* **TASK DIRECTIONS**
Please rewrite each listing below with "Bar" changed to "Column" and all other text left as it is.

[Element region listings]
<<<<

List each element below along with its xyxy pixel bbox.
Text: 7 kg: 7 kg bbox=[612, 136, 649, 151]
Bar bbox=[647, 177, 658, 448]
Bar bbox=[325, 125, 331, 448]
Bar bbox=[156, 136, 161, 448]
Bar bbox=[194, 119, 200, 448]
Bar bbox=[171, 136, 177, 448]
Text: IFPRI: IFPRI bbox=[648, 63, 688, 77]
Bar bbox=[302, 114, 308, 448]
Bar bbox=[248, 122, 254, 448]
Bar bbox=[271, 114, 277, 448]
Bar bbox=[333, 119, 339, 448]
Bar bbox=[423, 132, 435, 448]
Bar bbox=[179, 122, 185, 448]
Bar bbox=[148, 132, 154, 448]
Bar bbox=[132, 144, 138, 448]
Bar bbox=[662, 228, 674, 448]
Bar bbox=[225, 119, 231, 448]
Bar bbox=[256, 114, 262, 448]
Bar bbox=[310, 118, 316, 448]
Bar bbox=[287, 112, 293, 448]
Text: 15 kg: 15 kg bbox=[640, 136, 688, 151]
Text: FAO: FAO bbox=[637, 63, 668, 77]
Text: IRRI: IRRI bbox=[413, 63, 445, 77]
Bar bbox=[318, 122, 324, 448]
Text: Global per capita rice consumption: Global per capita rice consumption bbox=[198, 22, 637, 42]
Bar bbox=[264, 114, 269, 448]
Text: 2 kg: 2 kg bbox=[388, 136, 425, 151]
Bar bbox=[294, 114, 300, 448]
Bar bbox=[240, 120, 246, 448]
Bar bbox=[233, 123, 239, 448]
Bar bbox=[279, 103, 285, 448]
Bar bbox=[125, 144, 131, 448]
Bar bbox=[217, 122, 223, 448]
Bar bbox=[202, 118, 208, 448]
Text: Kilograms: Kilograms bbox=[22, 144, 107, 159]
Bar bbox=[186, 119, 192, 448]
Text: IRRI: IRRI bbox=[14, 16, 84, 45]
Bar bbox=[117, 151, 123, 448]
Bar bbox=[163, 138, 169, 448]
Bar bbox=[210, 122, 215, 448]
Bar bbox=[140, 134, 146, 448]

>>>>

* **THE SOLUTION**
List each element below along with its xyxy pixel bbox.
Text: 7 kg: 7 kg bbox=[612, 136, 649, 151]
Column bbox=[647, 177, 658, 448]
Column bbox=[325, 125, 331, 448]
Column bbox=[156, 136, 161, 448]
Column bbox=[194, 119, 200, 448]
Column bbox=[171, 136, 177, 448]
Text: IFPRI: IFPRI bbox=[648, 63, 688, 77]
Column bbox=[302, 114, 308, 448]
Column bbox=[248, 122, 254, 448]
Column bbox=[271, 114, 277, 448]
Column bbox=[333, 119, 339, 448]
Column bbox=[423, 132, 435, 448]
Column bbox=[179, 122, 185, 448]
Column bbox=[148, 132, 154, 448]
Column bbox=[132, 144, 138, 448]
Column bbox=[662, 228, 674, 448]
Column bbox=[225, 119, 231, 448]
Column bbox=[256, 114, 262, 448]
Column bbox=[310, 118, 316, 448]
Column bbox=[287, 112, 293, 448]
Text: 15 kg: 15 kg bbox=[640, 136, 688, 151]
Text: FAO: FAO bbox=[637, 63, 668, 77]
Text: IRRI: IRRI bbox=[413, 63, 445, 77]
Column bbox=[318, 122, 324, 448]
Text: Global per capita rice consumption: Global per capita rice consumption bbox=[198, 22, 637, 42]
Column bbox=[264, 114, 269, 448]
Text: 2 kg: 2 kg bbox=[388, 136, 425, 151]
Column bbox=[294, 114, 300, 448]
Column bbox=[240, 120, 246, 448]
Column bbox=[233, 123, 239, 448]
Column bbox=[279, 103, 285, 448]
Column bbox=[125, 144, 131, 448]
Column bbox=[217, 122, 223, 448]
Column bbox=[202, 118, 208, 448]
Text: Kilograms: Kilograms bbox=[22, 144, 107, 159]
Column bbox=[186, 119, 192, 448]
Text: IRRI: IRRI bbox=[14, 16, 84, 45]
Column bbox=[117, 151, 123, 448]
Column bbox=[163, 138, 169, 448]
Column bbox=[210, 122, 215, 448]
Column bbox=[140, 134, 146, 448]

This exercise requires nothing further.